## EXERCISE MATERIAL
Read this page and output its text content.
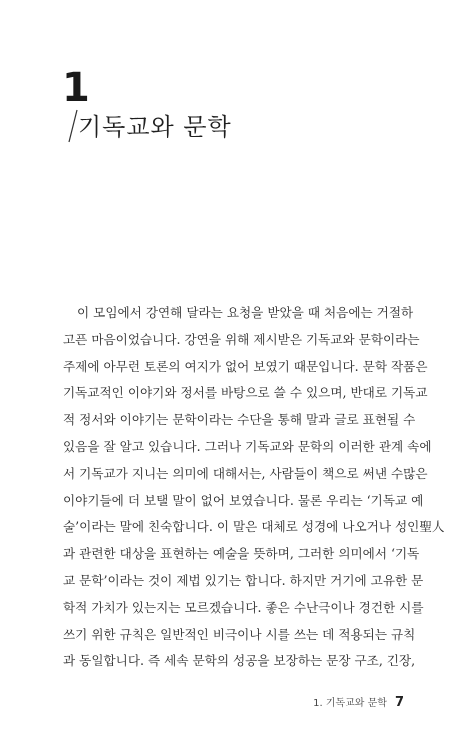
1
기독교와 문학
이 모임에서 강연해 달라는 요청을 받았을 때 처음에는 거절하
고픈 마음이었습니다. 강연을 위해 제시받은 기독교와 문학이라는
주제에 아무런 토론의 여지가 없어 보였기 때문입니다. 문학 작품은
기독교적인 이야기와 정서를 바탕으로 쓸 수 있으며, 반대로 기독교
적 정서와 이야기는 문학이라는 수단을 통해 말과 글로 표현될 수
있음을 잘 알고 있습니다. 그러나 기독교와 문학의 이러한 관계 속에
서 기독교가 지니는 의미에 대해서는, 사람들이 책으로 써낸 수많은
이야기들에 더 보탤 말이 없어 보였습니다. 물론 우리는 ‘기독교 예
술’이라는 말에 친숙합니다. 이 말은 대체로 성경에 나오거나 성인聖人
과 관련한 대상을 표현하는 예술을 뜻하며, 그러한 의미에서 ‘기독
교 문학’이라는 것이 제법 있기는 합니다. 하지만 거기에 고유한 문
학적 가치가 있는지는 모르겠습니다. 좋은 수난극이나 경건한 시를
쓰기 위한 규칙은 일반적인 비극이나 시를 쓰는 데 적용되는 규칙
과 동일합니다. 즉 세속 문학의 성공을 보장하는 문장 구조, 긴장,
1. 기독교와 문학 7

## EXERCISE OBJECTIVE
Look through the material above and pick out each line holding the word "문학이라는".

## CORRECT OUTPUT
고픈 마음이었습니다. 강연을 위해 제시받은 기독교와 문학이라는
적 정서와 이야기는 문학이라는 수단을 통해 말과 글로 표현될 수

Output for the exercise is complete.